=== Items ===

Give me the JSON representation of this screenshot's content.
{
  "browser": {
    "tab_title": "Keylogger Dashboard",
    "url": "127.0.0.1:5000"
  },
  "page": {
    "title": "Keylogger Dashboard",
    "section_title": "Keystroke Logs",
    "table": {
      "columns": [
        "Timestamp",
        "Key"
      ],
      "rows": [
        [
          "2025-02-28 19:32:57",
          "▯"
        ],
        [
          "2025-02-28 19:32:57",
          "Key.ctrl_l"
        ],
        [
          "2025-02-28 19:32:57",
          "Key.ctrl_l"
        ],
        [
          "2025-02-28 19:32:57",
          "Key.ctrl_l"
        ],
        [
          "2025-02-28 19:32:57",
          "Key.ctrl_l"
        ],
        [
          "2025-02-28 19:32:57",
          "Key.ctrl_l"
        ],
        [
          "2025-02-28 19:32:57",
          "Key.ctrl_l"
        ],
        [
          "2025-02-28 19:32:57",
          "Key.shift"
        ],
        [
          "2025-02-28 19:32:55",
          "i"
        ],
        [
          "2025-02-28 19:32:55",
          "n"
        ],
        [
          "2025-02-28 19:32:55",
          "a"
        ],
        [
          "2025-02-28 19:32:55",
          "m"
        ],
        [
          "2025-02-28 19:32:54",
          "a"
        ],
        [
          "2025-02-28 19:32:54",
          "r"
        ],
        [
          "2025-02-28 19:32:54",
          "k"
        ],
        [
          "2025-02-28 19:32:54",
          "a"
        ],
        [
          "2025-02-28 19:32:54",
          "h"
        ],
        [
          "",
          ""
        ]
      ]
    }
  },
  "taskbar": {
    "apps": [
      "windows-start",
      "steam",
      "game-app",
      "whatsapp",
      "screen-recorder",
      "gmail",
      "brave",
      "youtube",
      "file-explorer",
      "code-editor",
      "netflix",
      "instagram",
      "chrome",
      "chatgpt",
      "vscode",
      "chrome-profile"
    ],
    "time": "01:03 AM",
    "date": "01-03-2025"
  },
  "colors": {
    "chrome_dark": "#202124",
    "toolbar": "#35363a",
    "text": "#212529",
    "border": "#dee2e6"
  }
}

===

*Goal*.
Return every line holding the word "Dashboard" from the records.

*Task answer*.
    "tab_title": "Keylogger Dashboard",
    "title": "Keylogger Dashboard",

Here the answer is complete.